Collected data
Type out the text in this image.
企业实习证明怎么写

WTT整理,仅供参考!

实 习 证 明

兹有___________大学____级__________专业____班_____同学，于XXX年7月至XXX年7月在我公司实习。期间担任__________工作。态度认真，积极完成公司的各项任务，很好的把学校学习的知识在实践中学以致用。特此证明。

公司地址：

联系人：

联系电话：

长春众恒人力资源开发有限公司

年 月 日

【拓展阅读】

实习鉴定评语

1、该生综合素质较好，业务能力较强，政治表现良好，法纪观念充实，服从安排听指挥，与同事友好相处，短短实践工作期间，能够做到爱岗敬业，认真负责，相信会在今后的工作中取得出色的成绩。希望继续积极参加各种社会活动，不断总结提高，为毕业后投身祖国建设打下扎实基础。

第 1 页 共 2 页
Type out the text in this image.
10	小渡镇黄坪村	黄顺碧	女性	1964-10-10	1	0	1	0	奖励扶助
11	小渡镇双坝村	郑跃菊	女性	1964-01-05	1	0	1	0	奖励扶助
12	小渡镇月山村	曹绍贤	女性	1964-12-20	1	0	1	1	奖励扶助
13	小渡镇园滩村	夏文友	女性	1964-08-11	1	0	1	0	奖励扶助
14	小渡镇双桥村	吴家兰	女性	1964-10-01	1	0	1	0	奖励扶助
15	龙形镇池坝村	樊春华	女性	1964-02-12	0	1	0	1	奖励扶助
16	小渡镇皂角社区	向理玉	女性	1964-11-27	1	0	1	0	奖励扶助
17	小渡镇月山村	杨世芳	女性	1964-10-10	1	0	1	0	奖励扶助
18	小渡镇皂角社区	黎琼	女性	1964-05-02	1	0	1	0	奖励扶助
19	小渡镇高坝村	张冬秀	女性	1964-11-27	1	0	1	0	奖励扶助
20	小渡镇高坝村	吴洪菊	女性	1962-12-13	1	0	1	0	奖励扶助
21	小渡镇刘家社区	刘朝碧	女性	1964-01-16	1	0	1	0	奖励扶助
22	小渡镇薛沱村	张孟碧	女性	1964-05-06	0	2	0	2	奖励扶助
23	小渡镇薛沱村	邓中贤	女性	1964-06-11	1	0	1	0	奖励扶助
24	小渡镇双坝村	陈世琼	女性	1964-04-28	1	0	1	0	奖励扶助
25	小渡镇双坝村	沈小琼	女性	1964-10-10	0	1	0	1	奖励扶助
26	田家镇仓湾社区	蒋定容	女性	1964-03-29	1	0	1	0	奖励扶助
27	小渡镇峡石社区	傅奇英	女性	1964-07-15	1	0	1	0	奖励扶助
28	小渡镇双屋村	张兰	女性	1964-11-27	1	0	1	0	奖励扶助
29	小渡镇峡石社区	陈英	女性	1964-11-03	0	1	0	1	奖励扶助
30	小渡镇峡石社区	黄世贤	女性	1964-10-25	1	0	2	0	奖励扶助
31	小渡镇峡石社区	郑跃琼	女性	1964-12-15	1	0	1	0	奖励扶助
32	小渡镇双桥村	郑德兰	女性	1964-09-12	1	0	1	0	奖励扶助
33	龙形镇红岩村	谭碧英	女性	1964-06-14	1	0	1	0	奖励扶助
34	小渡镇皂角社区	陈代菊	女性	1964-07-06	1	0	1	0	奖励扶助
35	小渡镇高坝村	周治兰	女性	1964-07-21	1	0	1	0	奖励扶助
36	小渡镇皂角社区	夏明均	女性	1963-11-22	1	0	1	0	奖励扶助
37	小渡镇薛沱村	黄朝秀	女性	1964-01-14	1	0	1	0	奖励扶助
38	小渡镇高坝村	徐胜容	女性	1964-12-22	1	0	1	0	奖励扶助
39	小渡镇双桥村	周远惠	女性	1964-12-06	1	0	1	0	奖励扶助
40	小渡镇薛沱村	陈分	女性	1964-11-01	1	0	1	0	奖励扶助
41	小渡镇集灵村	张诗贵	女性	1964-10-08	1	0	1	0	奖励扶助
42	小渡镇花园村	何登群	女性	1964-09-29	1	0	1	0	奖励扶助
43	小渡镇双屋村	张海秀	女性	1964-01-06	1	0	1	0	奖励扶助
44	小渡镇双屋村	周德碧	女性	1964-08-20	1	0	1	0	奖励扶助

**Exercise prompt**: Transcribe all of the material exactly. Omit nothing.

**Response**:
Type out the text in this image.
企业实习证明怎么写

WTT整理,仅供参考!

实 习 证 明

兹有___________大学____级__________专业____班_____同学，于XXX年7月至XXX年7月在我公司实习。期间担任__________工作。态度认真，积极完成公司的各项任务，很好的把学校学习的知识在实践中学以致用。特此证明。

公司地址：

联系人：

联系电话：

长春众恒人力资源开发有限公司

年 月 日

【拓展阅读】

实习鉴定评语

1、该生综合素质较好，业务能力较强，政治表现良好，法纪观念充实，服从安排听指挥，与同事友好相处，短短实践工作期间，能够做到爱岗敬业，认真负责，相信会在今后的工作中取得出色的成绩。希望继续积极参加各种社会活动，不断总结提高，为毕业后投身祖国建设打下扎实基础。

第 1 页 共 2 页
Type out the text in this image.
10	小渡镇黄坪村	黄顺碧	女性	1964-10-10	1	0	1	0	奖励扶助
11	小渡镇双坝村	郑跃菊	女性	1964-01-05	1	0	1	0	奖励扶助
12	小渡镇月山村	曹绍贤	女性	1964-12-20	1	0	1	1	奖励扶助
13	小渡镇园滩村	夏文友	女性	1964-08-11	1	0	1	0	奖励扶助
14	小渡镇双桥村	吴家兰	女性	1964-10-01	1	0	1	0	奖励扶助
15	龙形镇池坝村	樊春华	女性	1964-02-12	0	1	0	1	奖励扶助
16	小渡镇皂角社区	向理玉	女性	1964-11-27	1	0	1	0	奖励扶助
17	小渡镇月山村	杨世芳	女性	1964-10-10	1	0	1	0	奖励扶助
18	小渡镇皂角社区	黎琼	女性	1964-05-02	1	0	1	0	奖励扶助
19	小渡镇高坝村	张冬秀	女性	1964-11-27	1	0	1	0	奖励扶助
20	小渡镇高坝村	吴洪菊	女性	1962-12-13	1	0	1	0	奖励扶助
21	小渡镇刘家社区	刘朝碧	女性	1964-01-16	1	0	1	0	奖励扶助
22	小渡镇薛沱村	张孟碧	女性	1964-05-06	0	2	0	2	奖励扶助
23	小渡镇薛沱村	邓中贤	女性	1964-06-11	1	0	1	0	奖励扶助
24	小渡镇双坝村	陈世琼	女性	1964-04-28	1	0	1	0	奖励扶助
25	小渡镇双坝村	沈小琼	女性	1964-10-10	0	1	0	1	奖励扶助
26	田家镇仓湾社区	蒋定容	女性	1964-03-29	1	0	1	0	奖励扶助
27	小渡镇峡石社区	傅奇英	女性	1964-07-15	1	0	1	0	奖励扶助
28	小渡镇双屋村	张兰	女性	1964-11-27	1	0	1	0	奖励扶助
29	小渡镇峡石社区	陈英	女性	1964-11-03	0	1	0	1	奖励扶助
30	小渡镇峡石社区	黄世贤	女性	1964-10-25	1	0	2	0	奖励扶助
31	小渡镇峡石社区	郑跃琼	女性	1964-12-15	1	0	1	0	奖励扶助
32	小渡镇双桥村	郑德兰	女性	1964-09-12	1	0	1	0	奖励扶助
33	龙形镇红岩村	谭碧英	女性	1964-06-14	1	0	1	0	奖励扶助
34	小渡镇皂角社区	陈代菊	女性	1964-07-06	1	0	1	0	奖励扶助
35	小渡镇高坝村	周治兰	女性	1964-07-21	1	0	1	0	奖励扶助
36	小渡镇皂角社区	夏明均	女性	1963-11-22	1	0	1	0	奖励扶助
37	小渡镇薛沱村	黄朝秀	女性	1964-01-14	1	0	1	0	奖励扶助
38	小渡镇高坝村	徐胜容	女性	1964-12-22	1	0	1	0	奖励扶助
39	小渡镇双桥村	周远惠	女性	1964-12-06	1	0	1	0	奖励扶助
40	小渡镇薛沱村	陈分	女性	1964-11-01	1	0	1	0	奖励扶助
41	小渡镇集灵村	张诗贵	女性	1964-10-08	1	0	1	0	奖励扶助
42	小渡镇花园村	何登群	女性	1964-09-29	1	0	1	0	奖励扶助
43	小渡镇双屋村	张海秀	女性	1964-01-06	1	0	1	0	奖励扶助
44	小渡镇双屋村	周德碧	女性	1964-08-20	1	0	1	0	奖励扶助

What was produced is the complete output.